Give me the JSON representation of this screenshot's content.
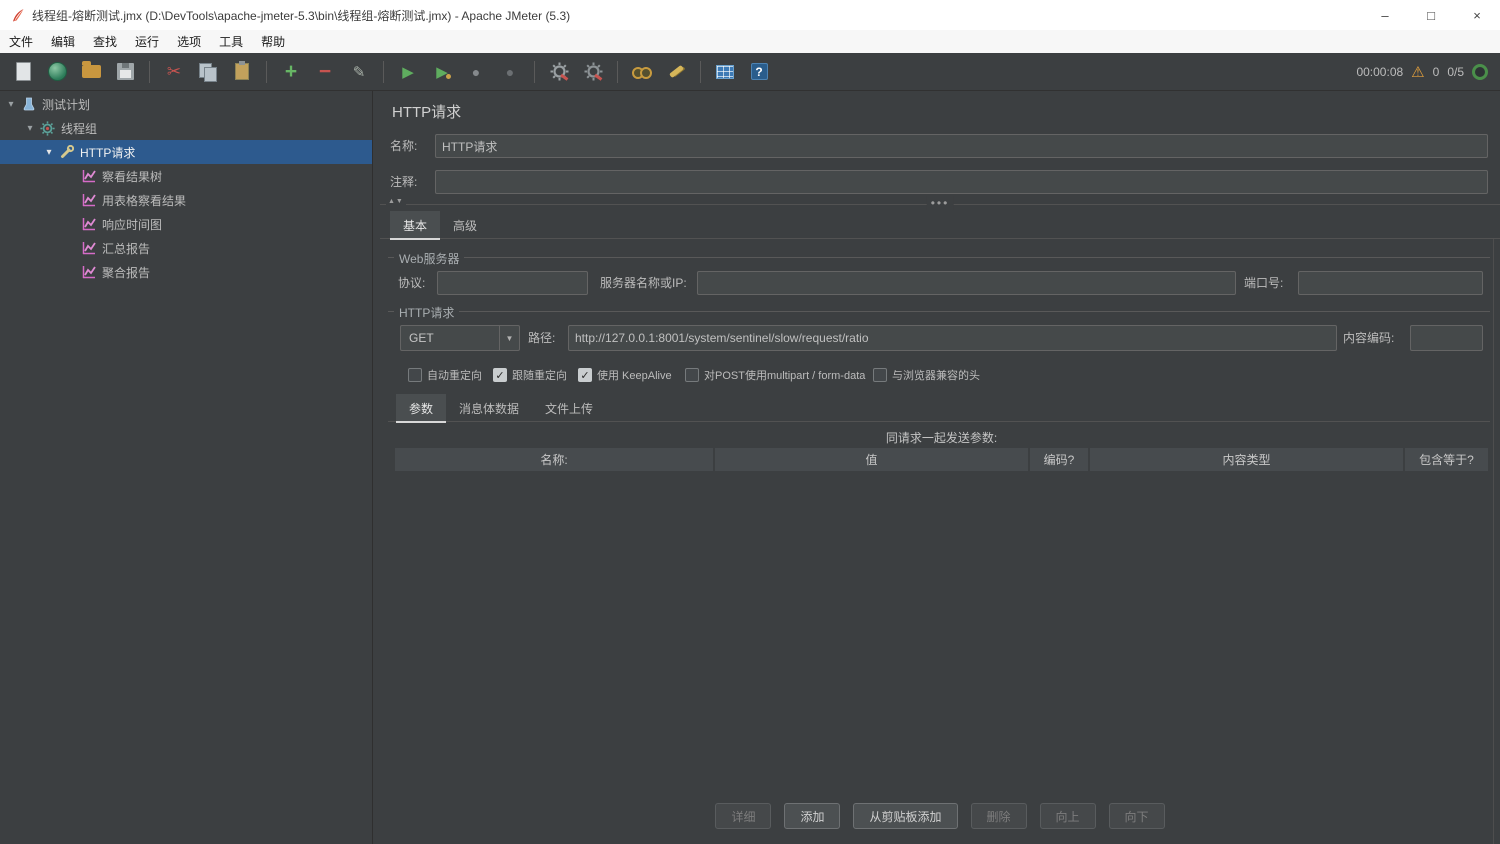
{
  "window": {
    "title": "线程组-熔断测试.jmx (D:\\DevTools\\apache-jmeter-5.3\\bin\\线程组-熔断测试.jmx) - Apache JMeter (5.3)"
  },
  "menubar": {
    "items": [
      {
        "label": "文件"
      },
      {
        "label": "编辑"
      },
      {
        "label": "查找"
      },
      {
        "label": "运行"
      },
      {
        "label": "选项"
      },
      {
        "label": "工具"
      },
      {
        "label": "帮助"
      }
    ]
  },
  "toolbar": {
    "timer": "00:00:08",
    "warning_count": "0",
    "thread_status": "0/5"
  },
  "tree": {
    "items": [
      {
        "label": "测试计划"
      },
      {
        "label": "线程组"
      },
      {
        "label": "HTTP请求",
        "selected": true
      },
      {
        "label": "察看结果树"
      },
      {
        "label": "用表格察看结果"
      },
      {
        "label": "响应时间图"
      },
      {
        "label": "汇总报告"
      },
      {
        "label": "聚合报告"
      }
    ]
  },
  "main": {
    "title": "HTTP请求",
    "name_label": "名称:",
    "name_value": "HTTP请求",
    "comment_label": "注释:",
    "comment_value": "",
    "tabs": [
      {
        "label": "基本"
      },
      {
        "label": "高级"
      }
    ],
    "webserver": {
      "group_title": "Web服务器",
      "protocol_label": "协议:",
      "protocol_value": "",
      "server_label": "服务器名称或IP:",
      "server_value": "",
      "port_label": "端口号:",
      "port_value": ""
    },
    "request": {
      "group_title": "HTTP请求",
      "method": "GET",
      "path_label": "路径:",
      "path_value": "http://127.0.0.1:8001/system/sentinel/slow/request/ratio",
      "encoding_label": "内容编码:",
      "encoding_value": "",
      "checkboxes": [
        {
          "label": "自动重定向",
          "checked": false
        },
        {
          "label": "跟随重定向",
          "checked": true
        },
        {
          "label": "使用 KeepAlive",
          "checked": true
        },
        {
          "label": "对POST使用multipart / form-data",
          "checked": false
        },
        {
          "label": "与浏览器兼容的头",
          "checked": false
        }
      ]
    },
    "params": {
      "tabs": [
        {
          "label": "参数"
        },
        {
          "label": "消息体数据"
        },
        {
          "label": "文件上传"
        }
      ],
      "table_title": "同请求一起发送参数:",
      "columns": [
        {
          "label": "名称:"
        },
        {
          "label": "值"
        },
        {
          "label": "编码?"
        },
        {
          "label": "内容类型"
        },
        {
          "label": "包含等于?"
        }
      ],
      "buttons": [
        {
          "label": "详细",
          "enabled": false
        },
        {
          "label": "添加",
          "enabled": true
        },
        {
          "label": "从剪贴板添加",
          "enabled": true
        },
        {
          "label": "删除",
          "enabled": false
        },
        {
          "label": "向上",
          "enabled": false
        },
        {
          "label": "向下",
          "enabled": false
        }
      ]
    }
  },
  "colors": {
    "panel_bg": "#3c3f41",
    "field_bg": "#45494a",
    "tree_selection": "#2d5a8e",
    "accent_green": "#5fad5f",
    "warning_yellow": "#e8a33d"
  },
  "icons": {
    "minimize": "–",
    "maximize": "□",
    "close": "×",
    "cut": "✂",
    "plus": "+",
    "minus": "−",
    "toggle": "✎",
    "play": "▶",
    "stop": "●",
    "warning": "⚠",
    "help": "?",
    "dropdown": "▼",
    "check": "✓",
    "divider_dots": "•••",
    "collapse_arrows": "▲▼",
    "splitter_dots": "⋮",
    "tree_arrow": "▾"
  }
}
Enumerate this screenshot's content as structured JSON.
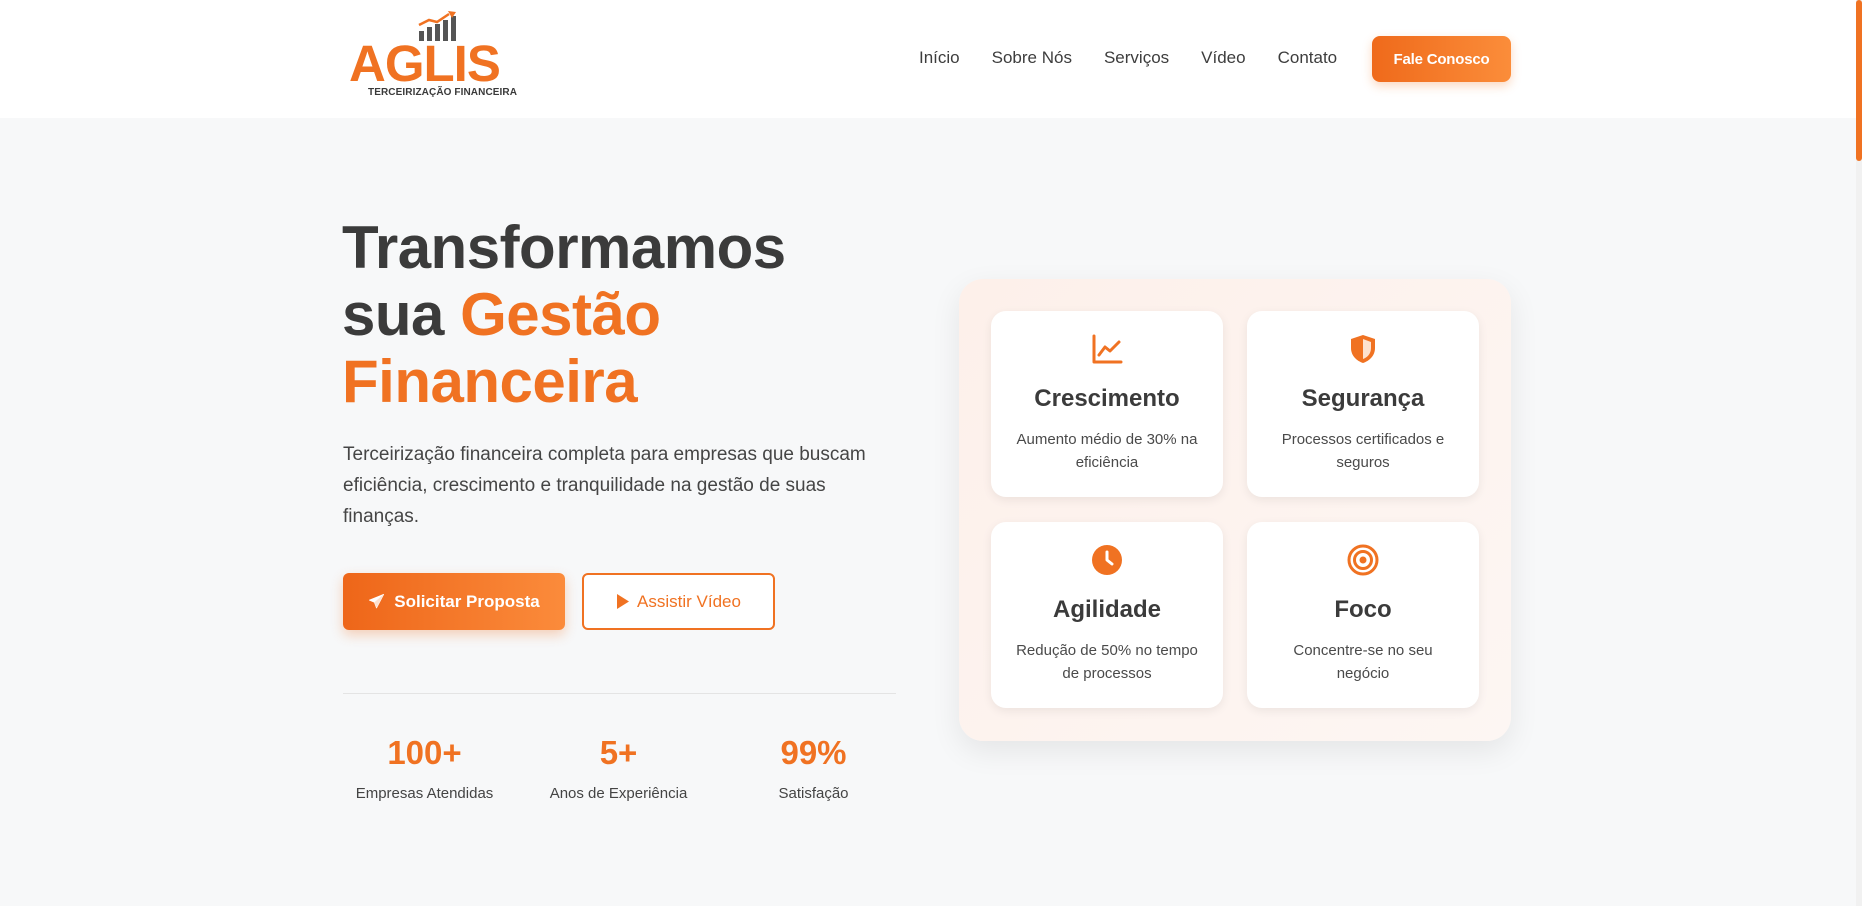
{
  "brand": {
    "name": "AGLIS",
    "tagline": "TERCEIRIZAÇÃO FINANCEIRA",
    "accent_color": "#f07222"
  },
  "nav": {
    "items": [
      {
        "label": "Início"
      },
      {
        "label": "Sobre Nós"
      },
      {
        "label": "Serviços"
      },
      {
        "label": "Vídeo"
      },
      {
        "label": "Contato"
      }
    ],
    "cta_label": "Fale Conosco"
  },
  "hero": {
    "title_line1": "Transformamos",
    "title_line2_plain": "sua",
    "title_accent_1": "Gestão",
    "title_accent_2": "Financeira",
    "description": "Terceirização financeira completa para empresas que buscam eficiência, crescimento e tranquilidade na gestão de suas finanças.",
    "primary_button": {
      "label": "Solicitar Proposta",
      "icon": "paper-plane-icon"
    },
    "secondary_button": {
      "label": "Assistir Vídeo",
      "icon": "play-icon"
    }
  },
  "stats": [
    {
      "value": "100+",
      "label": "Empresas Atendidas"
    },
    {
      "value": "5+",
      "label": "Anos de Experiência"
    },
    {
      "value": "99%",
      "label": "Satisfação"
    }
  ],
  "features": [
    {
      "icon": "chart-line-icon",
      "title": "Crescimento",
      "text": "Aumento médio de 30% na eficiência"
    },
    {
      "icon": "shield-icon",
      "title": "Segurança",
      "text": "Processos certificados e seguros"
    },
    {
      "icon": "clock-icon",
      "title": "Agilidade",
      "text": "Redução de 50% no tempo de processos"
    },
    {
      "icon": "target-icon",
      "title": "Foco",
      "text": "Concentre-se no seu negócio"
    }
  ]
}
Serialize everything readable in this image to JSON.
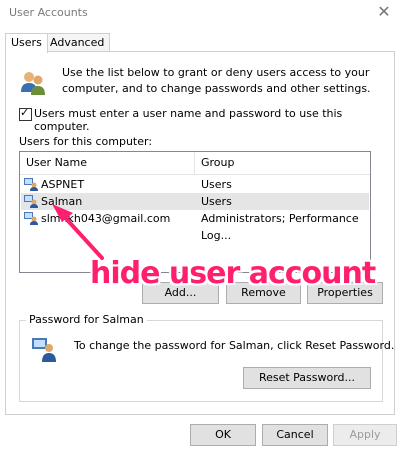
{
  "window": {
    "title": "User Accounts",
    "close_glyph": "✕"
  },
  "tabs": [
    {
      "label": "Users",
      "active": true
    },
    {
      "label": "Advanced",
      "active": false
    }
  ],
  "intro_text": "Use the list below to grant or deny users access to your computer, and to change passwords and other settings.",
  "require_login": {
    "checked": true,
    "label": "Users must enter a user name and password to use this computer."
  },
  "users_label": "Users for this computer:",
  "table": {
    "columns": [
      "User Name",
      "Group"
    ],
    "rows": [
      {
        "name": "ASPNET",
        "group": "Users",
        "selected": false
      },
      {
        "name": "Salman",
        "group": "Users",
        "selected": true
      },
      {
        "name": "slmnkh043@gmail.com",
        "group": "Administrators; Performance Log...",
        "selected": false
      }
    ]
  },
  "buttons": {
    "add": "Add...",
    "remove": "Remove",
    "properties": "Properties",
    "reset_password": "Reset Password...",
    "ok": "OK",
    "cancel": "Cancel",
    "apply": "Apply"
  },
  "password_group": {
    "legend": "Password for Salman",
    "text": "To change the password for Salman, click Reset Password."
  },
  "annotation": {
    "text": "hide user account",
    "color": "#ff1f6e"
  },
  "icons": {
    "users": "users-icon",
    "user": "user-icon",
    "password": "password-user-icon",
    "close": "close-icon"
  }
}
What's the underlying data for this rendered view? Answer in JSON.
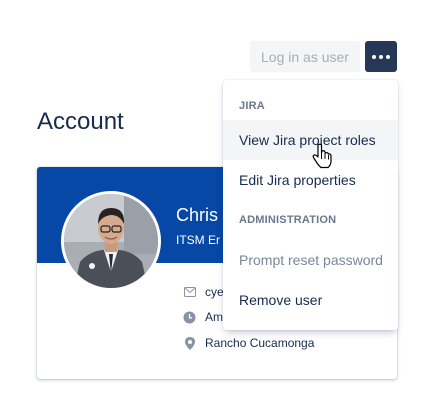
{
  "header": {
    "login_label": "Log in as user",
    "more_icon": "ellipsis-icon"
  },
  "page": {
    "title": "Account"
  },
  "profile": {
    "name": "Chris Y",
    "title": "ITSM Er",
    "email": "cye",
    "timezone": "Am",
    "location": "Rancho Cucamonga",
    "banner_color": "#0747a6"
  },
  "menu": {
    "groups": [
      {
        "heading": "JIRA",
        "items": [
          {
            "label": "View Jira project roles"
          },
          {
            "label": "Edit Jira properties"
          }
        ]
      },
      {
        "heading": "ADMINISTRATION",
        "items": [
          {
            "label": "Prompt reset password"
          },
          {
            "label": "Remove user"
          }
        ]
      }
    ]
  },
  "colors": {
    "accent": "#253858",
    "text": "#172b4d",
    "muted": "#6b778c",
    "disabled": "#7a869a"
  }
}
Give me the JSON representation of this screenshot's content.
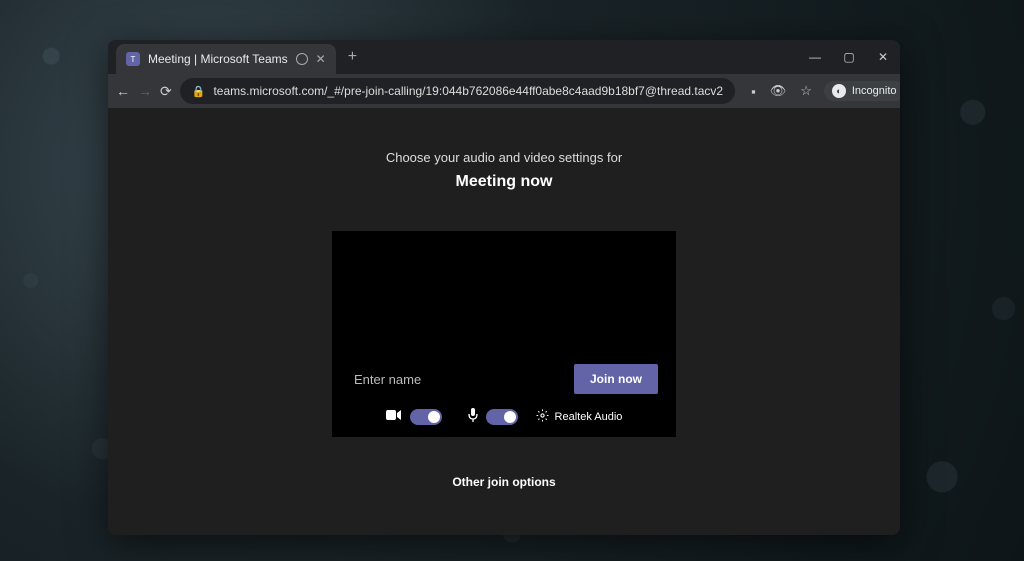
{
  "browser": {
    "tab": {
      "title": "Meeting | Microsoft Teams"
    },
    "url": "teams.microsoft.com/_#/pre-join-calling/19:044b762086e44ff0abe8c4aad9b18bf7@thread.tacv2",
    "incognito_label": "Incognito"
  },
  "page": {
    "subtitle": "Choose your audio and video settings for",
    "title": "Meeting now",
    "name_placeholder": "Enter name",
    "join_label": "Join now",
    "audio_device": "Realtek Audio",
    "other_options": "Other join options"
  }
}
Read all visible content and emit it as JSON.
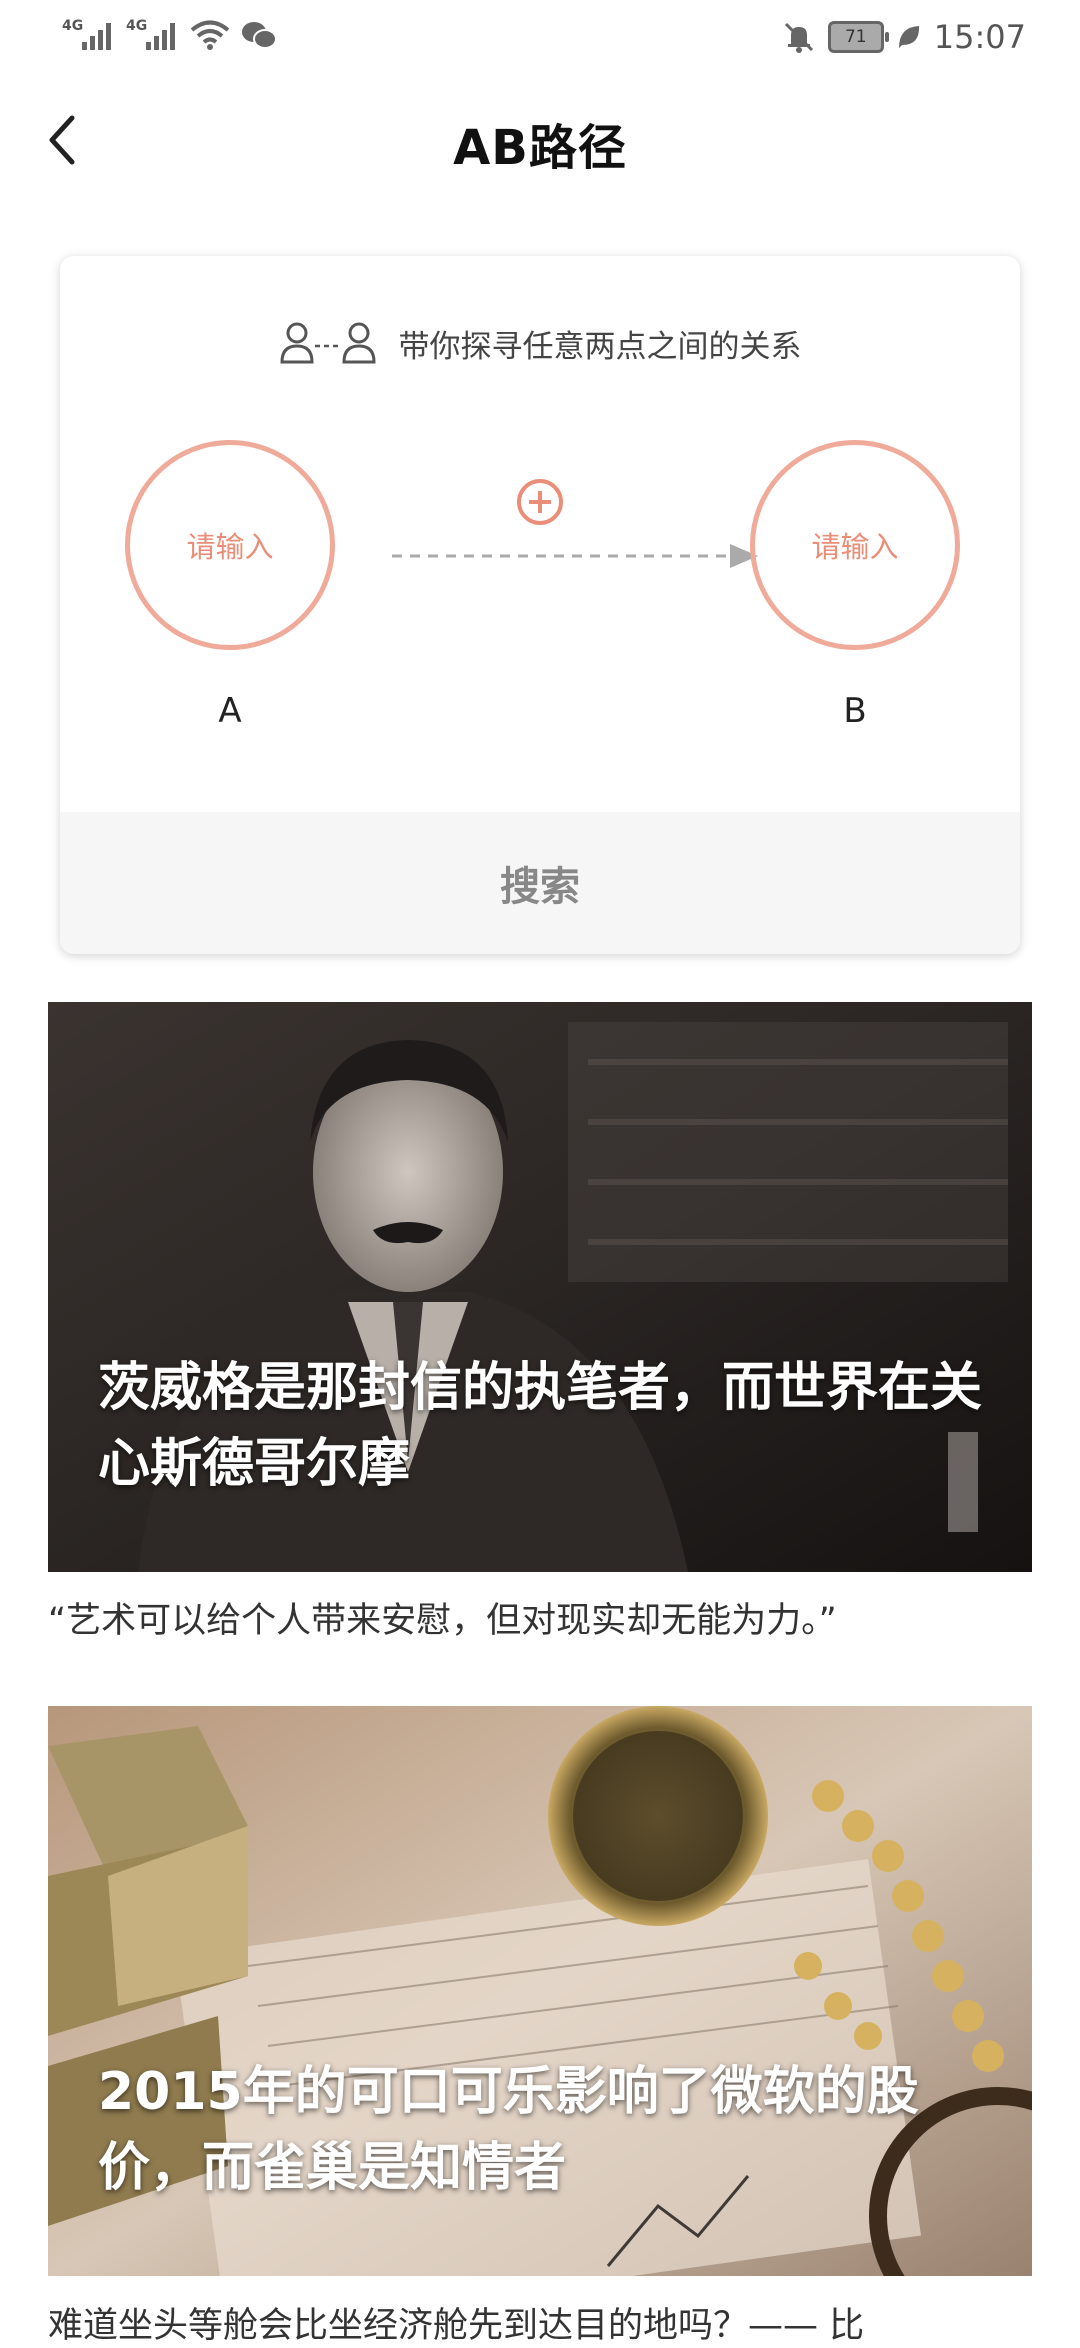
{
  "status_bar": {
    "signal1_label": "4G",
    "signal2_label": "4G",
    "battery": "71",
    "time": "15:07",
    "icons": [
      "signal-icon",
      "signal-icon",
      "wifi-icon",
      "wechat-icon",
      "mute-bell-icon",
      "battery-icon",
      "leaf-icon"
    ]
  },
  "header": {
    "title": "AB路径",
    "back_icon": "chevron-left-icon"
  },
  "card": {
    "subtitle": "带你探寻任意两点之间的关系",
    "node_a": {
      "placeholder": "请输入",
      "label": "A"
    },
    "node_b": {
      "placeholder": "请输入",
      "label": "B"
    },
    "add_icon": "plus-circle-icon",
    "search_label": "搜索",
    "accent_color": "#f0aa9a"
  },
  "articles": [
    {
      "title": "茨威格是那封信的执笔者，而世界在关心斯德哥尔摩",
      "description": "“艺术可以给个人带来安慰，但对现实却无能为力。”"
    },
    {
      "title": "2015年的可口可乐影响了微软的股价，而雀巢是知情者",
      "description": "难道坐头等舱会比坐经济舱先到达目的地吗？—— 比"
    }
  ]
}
┄┄┄┄┄┄┄┄┄┄
- What is expected -
Take every line that includes the string "computer" and copy it.

- Task output -
  "intro_text": "Use the list below to grant or deny users access to your computer, and to change passwords and other settings.",
    "label": "Users must enter a user name and password to use this computer."
  "users_label": "Users for this computer:",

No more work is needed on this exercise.